Write out every single entry exactly.

### SOURCE DATA

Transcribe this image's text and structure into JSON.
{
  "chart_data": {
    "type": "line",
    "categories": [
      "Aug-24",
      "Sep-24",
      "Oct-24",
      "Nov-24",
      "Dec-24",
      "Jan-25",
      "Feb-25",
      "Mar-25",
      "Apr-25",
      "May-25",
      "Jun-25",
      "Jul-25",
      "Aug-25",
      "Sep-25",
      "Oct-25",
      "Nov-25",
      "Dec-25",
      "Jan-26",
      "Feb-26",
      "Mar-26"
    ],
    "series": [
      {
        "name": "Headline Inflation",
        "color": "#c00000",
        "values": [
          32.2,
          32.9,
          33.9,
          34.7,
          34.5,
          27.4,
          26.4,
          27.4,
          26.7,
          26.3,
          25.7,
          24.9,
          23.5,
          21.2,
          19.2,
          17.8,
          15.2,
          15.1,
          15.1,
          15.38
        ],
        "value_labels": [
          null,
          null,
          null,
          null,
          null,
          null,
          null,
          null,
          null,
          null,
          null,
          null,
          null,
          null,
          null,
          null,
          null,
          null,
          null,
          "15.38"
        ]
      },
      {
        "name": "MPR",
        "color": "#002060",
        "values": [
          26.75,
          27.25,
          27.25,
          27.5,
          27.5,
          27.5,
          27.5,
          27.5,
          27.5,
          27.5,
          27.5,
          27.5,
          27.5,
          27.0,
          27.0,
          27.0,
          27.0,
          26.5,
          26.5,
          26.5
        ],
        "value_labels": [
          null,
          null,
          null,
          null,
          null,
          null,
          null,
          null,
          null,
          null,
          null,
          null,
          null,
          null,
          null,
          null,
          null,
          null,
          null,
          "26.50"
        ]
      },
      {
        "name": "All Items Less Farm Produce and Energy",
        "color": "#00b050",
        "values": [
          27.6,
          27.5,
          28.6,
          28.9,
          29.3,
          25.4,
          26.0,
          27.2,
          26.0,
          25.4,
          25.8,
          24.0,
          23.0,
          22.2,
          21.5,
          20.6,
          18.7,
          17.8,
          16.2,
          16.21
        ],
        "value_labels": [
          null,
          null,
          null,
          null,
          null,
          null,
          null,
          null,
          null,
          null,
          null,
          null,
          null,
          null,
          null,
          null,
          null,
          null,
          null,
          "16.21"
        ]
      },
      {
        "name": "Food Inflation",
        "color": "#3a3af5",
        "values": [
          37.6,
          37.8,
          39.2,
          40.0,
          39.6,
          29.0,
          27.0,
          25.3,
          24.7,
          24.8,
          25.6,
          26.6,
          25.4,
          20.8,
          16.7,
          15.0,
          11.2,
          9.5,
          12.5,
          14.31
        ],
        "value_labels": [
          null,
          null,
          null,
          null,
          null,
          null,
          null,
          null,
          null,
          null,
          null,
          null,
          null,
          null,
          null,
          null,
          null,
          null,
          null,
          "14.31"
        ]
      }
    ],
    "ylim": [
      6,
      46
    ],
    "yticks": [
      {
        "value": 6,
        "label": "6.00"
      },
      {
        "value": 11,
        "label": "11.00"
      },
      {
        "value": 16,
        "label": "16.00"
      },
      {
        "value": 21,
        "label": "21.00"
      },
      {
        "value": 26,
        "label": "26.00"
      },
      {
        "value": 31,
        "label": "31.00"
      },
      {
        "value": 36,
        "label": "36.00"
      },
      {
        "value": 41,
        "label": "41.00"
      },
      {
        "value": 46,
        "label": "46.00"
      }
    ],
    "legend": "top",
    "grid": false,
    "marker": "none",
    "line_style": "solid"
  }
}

######

* **THE COMPLETED TASK**:
Transcribe this image's text and structure into JSON.
{
  "chart_data": {
    "type": "line",
    "categories": [
      "Aug-24",
      "Sep-24",
      "Oct-24",
      "Nov-24",
      "Dec-24",
      "Jan-25",
      "Feb-25",
      "Mar-25",
      "Apr-25",
      "May-25",
      "Jun-25",
      "Jul-25",
      "Aug-25",
      "Sep-25",
      "Oct-25",
      "Nov-25",
      "Dec-25",
      "Jan-26",
      "Feb-26",
      "Mar-26"
    ],
    "series": [
      {
        "name": "Headline Inflation",
        "color": "#c00000",
        "values": [
          32.2,
          32.9,
          33.9,
          34.7,
          34.5,
          27.4,
          26.4,
          27.4,
          26.7,
          26.3,
          25.7,
          24.9,
          23.5,
          21.2,
          19.2,
          17.8,
          15.2,
          15.1,
          15.1,
          15.38
        ],
        "value_labels": [
          null,
          null,
          null,
          null,
          null,
          null,
          null,
          null,
          null,
          null,
          null,
          null,
          null,
          null,
          null,
          null,
          null,
          null,
          null,
          "15.38"
        ]
      },
      {
        "name": "MPR",
        "color": "#002060",
        "values": [
          26.75,
          27.25,
          27.25,
          27.5,
          27.5,
          27.5,
          27.5,
          27.5,
          27.5,
          27.5,
          27.5,
          27.5,
          27.5,
          27.0,
          27.0,
          27.0,
          27.0,
          26.5,
          26.5,
          26.5
        ],
        "value_labels": [
          null,
          null,
          null,
          null,
          null,
          null,
          null,
          null,
          null,
          null,
          null,
          null,
          null,
          null,
          null,
          null,
          null,
          null,
          null,
          "26.50"
        ]
      },
      {
        "name": "All Items Less Farm Produce and Energy",
        "color": "#00b050",
        "values": [
          27.6,
          27.5,
          28.6,
          28.9,
          29.3,
          25.4,
          26.0,
          27.2,
          26.0,
          25.4,
          25.8,
          24.0,
          23.0,
          22.2,
          21.5,
          20.6,
          18.7,
          17.8,
          16.2,
          16.21
        ],
        "value_labels": [
          null,
          null,
          null,
          null,
          null,
          null,
          null,
          null,
          null,
          null,
          null,
          null,
          null,
          null,
          null,
          null,
          null,
          null,
          null,
          "16.21"
        ]
      },
      {
        "name": "Food Inflation",
        "color": "#3a3af5",
        "values": [
          37.6,
          37.8,
          39.2,
          40.0,
          39.6,
          29.0,
          27.0,
          25.3,
          24.7,
          24.8,
          25.6,
          26.6,
          25.4,
          20.8,
          16.7,
          15.0,
          11.2,
          9.5,
          12.5,
          14.31
        ],
        "value_labels": [
          null,
          null,
          null,
          null,
          null,
          null,
          null,
          null,
          null,
          null,
          null,
          null,
          null,
          null,
          null,
          null,
          null,
          null,
          null,
          "14.31"
        ]
      }
    ],
    "ylim": [
      6,
      46
    ],
    "yticks": [
      {
        "value": 6,
        "label": "6.00"
      },
      {
        "value": 11,
        "label": "11.00"
      },
      {
        "value": 16,
        "label": "16.00"
      },
      {
        "value": 21,
        "label": "21.00"
      },
      {
        "value": 26,
        "label": "26.00"
      },
      {
        "value": 31,
        "label": "31.00"
      },
      {
        "value": 36,
        "label": "36.00"
      },
      {
        "value": 41,
        "label": "41.00"
      },
      {
        "value": 46,
        "label": "46.00"
      }
    ],
    "legend": "top",
    "grid": false,
    "marker": "none",
    "line_style": "solid"
  }
}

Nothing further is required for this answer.